PROMPT: Give every line of the listing as a JSON list of strings, one string per line, with blank lines left out.

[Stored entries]

· · · · · · ·

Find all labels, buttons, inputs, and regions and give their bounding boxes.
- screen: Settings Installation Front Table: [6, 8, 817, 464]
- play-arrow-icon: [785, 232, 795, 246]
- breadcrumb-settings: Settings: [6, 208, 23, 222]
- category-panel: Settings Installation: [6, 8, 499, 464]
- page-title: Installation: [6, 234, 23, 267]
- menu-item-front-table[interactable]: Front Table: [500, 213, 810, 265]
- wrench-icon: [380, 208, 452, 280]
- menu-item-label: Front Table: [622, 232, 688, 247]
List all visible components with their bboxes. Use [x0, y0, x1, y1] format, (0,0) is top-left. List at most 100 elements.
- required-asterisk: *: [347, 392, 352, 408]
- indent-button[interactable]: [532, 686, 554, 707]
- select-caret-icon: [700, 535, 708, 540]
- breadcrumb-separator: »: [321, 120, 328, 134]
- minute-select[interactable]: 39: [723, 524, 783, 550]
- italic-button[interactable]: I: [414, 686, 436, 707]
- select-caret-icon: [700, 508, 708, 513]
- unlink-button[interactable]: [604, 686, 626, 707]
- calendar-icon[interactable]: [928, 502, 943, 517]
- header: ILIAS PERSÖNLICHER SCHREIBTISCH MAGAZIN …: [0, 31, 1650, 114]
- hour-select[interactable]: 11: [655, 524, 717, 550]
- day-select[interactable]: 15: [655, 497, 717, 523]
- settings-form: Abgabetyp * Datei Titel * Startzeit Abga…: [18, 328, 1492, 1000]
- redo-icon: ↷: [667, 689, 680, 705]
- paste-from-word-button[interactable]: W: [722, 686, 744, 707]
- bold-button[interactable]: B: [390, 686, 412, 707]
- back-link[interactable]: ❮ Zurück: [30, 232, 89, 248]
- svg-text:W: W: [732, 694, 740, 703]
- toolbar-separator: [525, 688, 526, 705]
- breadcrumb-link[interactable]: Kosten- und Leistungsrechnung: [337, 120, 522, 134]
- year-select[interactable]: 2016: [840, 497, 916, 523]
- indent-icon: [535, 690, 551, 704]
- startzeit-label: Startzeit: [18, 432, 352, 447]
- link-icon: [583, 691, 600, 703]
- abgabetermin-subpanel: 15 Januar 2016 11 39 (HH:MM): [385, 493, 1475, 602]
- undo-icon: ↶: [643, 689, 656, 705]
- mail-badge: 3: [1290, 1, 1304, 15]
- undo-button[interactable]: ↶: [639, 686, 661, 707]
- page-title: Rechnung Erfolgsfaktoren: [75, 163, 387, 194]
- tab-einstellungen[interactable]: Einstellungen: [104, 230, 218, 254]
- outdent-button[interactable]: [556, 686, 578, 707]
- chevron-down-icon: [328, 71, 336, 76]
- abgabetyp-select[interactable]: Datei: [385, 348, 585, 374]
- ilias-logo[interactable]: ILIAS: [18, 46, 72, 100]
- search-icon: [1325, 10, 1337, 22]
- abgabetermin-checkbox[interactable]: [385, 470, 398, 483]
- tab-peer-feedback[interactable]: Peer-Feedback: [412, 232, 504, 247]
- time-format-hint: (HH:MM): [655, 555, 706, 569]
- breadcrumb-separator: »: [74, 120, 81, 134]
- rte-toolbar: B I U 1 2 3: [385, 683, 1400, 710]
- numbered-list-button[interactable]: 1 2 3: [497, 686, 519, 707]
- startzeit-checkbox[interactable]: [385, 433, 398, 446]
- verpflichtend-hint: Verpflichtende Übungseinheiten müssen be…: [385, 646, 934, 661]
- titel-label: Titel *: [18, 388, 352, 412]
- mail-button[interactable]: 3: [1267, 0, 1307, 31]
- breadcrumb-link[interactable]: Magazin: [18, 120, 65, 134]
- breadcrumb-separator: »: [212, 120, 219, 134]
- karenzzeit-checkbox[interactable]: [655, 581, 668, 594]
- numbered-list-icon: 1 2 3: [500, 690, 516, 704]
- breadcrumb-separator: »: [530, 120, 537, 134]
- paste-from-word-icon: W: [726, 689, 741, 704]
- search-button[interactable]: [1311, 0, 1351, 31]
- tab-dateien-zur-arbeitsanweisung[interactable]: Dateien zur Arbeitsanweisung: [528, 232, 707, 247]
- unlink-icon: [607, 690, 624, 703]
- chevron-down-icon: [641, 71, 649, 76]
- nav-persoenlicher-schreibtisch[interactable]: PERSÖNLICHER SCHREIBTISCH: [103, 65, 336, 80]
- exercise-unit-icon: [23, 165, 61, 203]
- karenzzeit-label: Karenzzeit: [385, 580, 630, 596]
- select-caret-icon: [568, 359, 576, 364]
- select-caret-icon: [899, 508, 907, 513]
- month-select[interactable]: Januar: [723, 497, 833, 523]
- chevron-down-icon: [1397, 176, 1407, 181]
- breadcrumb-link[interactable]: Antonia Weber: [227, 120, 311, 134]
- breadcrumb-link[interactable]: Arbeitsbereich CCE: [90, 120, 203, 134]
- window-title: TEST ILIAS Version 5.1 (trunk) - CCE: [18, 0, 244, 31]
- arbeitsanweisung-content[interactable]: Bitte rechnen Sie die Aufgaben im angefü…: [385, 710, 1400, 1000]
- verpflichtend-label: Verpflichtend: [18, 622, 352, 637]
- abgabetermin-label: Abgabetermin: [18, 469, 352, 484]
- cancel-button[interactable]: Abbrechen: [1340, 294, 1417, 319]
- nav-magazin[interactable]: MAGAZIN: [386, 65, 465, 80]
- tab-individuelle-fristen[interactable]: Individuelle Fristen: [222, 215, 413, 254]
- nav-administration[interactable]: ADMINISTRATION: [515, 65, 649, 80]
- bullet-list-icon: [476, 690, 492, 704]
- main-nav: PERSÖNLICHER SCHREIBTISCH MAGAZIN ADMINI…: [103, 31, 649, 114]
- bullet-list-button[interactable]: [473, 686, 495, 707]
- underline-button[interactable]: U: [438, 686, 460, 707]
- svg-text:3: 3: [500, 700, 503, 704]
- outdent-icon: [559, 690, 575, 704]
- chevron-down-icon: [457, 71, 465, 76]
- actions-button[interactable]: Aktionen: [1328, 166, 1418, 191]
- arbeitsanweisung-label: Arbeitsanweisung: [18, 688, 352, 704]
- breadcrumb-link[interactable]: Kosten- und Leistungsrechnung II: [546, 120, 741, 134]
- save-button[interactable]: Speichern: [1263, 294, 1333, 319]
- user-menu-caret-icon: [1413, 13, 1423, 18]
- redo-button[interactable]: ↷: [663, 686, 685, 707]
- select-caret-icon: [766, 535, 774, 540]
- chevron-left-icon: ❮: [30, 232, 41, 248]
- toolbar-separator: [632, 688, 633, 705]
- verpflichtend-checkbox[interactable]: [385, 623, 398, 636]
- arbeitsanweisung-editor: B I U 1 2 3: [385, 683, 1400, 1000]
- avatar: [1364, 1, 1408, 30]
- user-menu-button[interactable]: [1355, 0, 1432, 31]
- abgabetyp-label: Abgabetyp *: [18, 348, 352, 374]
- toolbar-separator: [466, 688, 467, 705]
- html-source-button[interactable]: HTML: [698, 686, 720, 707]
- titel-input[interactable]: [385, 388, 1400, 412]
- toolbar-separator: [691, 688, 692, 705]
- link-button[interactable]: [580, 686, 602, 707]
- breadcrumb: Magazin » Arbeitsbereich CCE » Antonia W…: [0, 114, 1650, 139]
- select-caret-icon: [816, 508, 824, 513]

· · · · · · ·

RESULT BELOW:
[
  "Find all labels, buttons, inputs, and regions and give their bounding boxes.",
  "- screen: Settings Installation Front Table: [6, 8, 817, 464]",
  "- play-arrow-icon: [785, 232, 795, 246]",
  "- breadcrumb-settings: Settings: [6, 208, 23, 222]",
  "- category-panel: Settings Installation: [6, 8, 499, 464]",
  "- page-title: Installation: [6, 234, 23, 267]",
  "- menu-item-front-table[interactable]: Front Table: [500, 213, 810, 265]",
  "- wrench-icon: [380, 208, 452, 280]",
  "- menu-item-label: Front Table: [622, 232, 688, 247]",
  "List all visible components with their bboxes. Use [x0, y0, x1, y1] format, (0,0) is top-left. List at most 100 elements.",
  "- required-asterisk: *: [347, 392, 352, 408]",
  "- indent-button[interactable]: [532, 686, 554, 707]",
  "- select-caret-icon: [700, 535, 708, 540]",
  "- breadcrumb-separator: »: [321, 120, 328, 134]",
  "- minute-select[interactable]: 39: [723, 524, 783, 550]",
  "- italic-button[interactable]: I: [414, 686, 436, 707]",
  "- select-caret-icon: [700, 508, 708, 513]",
  "- unlink-button[interactable]: [604, 686, 626, 707]",
  "- calendar-icon[interactable]: [928, 502, 943, 517]",
  "- header: ILIAS PERSÖNLICHER SCHREIBTISCH MAGAZIN …: [0, 31, 1650, 114]",
  "- hour-select[interactable]: 11: [655, 524, 717, 550]",
  "- day-select[interactable]: 15: [655, 497, 717, 523]",
  "- settings-form: Abgabetyp * Datei Titel * Startzeit Abga…: [18, 328, 1492, 1000]",
  "- redo-icon: ↷: [667, 689, 680, 705]",
  "- paste-from-word-button[interactable]: W: [722, 686, 744, 707]",
  "- bold-button[interactable]: B: [390, 686, 412, 707]",
  "- back-link[interactable]: ❮ Zurück: [30, 232, 89, 248]",
  "- svg-text:W: W: [732, 694, 740, 703]",
  "- toolbar-separator: [525, 688, 526, 705]",
  "- breadcrumb-link[interactable]: Kosten- und Leistungsrechnung: [337, 120, 522, 134]",
  "- year-select[interactable]: 2016: [840, 497, 916, 523]",
  "- indent-icon: [535, 690, 551, 704]",
  "- startzeit-label: Startzeit: [18, 432, 352, 447]",
  "- link-icon: [583, 691, 600, 703]",
  "- abgabetermin-subpanel: 15 Januar 2016 11 39 (HH:MM): [385, 493, 1475, 602]",
  "- undo-icon: ↶: [643, 689, 656, 705]",
  "- mail-badge: 3: [1290, 1, 1304, 15]",
  "- undo-button[interactable]: ↶: [639, 686, 661, 707]",
  "- page-title: Rechnung Erfolgsfaktoren: [75, 163, 387, 194]",
  "- tab-einstellungen[interactable]: Einstellungen: [104, 230, 218, 254]",
  "- outdent-button[interactable]: [556, 686, 578, 707]",
  "- chevron-down-icon: [328, 71, 336, 76]",
  "- abgabetyp-select[interactable]: Datei: [385, 348, 585, 374]",
  "- ilias-logo[interactable]: ILIAS: [18, 46, 72, 100]",
  "- search-icon: [1325, 10, 1337, 22]",
  "- abgabetermin-checkbox[interactable]: [385, 470, 398, 483]",
  "- tab-peer-feedback[interactable]: Peer-Feedback: [412, 232, 504, 247]",
  "- time-format-hint: (HH:MM): [655, 555, 706, 569]",
  "- breadcrumb-separator: »: [74, 120, 81, 134]",
  "- rte-toolbar: B I U 1 2 3: [385, 683, 1400, 710]",
  "- numbered-list-button[interactable]: 1 2 3: [497, 686, 519, 707]",
  "- startzeit-checkbox[interactable]: [385, 433, 398, 446]",
  "- verpflichtend-hint: Verpflichtende Übungseinheiten müssen be…: [385, 646, 934, 661]",
  "- titel-label: Titel *: [18, 388, 352, 412]",
  "- mail-button[interactable]: 3: [1267, 0, 1307, 31]",
  "- breadcrumb-link[interactable]: Magazin: [18, 120, 65, 134]",
  "- breadcrumb-separator: »: [212, 120, 219, 134]",
  "- karenzzeit-checkbox[interactable]: [655, 581, 668, 594]",
  "- numbered-list-icon: 1 2 3: [500, 690, 516, 704]",
  "- breadcrumb-separator: »: [530, 120, 537, 134]",
  "- paste-from-word-icon: W: [726, 689, 741, 704]",
  "- search-button[interactable]: [1311, 0, 1351, 31]",
  "- tab-dateien-zur-arbeitsanweisung[interactable]: Dateien zur Arbeitsanweisung: [528, 232, 707, 247]",
  "- unlink-icon: [607, 690, 624, 703]",
  "- chevron-down-icon: [641, 71, 649, 76]",
  "- nav-persoenlicher-schreibtisch[interactable]: PERSÖNLICHER SCHREIBTISCH: [103, 65, 336, 80]",
  "- exercise-unit-icon: [23, 165, 61, 203]",
  "- karenzzeit-label: Karenzzeit: [385, 580, 630, 596]",
  "- select-caret-icon: [568, 359, 576, 364]",
  "- select-caret-icon: [899, 508, 907, 513]",
  "- month-select[interactable]: Januar: [723, 497, 833, 523]",
  "- chevron-down-icon: [1397, 176, 1407, 181]",
  "- breadcrumb-link[interactable]: Antonia Weber: [227, 120, 311, 134]",
  "- breadcrumb-link[interactable]: Arbeitsbereich CCE: [90, 120, 203, 134]",
  "- window-title: TEST ILIAS Version 5.1 (trunk) - CCE: [18, 0, 244, 31]",
  "- arbeitsanweisung-content[interactable]: Bitte rechnen Sie die Aufgaben im angefü…: [385, 710, 1400, 1000]",
  "- verpflichtend-label: Verpflichtend: [18, 622, 352, 637]",
  "- abgabetermin-label: Abgabetermin: [18, 469, 352, 484]",
  "- cancel-button[interactable]: Abbrechen: [1340, 294, 1417, 319]",
  "- nav-magazin[interactable]: MAGAZIN: [386, 65, 465, 80]",
  "- tab-individuelle-fristen[interactable]: Individuelle Fristen: [222, 215, 413, 254]",
  "- nav-administration[interactable]: ADMINISTRATION: [515, 65, 649, 80]",
  "- bullet-list-icon: [476, 690, 492, 704]",
  "- main-nav: PERSÖNLICHER SCHREIBTISCH MAGAZIN ADMINI…: [103, 31, 649, 114]",
  "- bullet-list-button[interactable]: [473, 686, 495, 707]",
  "- underline-button[interactable]: U: [438, 686, 460, 707]",
  "- svg-text:3: 3: [500, 700, 503, 704]",
  "- outdent-icon: [559, 690, 575, 704]",
  "- chevron-down-icon: [457, 71, 465, 76]",
  "- actions-button[interactable]: Aktionen: [1328, 166, 1418, 191]",
  "- arbeitsanweisung-label: Arbeitsanweisung: [18, 688, 352, 704]",
  "- breadcrumb-link[interactable]: Kosten- und Leistungsrechnung II: [546, 120, 741, 134]",
  "- save-button[interactable]: Speichern: [1263, 294, 1333, 319]",
  "- user-menu-caret-icon: [1413, 13, 1423, 18]",
  "- redo-button[interactable]: ↷: [663, 686, 685, 707]",
  "- select-caret-icon: [766, 535, 774, 540]",
  "- chevron-left-icon: ❮: [30, 232, 41, 248]",
  "- toolbar-separator: [632, 688, 633, 705]",
  "- verpflichtend-checkbox[interactable]: [385, 623, 398, 636]",
  "- arbeitsanweisung-editor: B I U 1 2 3: [385, 683, 1400, 1000]",
  "- avatar: [1364, 1, 1408, 30]",
  "- user-menu-button[interactable]: [1355, 0, 1432, 31]",
  "- abgabetyp-label: Abgabetyp *: [18, 348, 352, 374]",
  "- toolbar-separator: [466, 688, 467, 705]",
  "- html-source-button[interactable]: HTML: [698, 686, 720, 707]",
  "- titel-input[interactable]: [385, 388, 1400, 412]",
  "- toolbar-separator: [691, 688, 692, 705]",
  "- link-button[interactable]: [580, 686, 602, 707]",
  "- breadcrumb: Magazin » Arbeitsbereich CCE » Antonia W…: [0, 114, 1650, 139]",
  "- select-caret-icon: [816, 508, 824, 513]"
]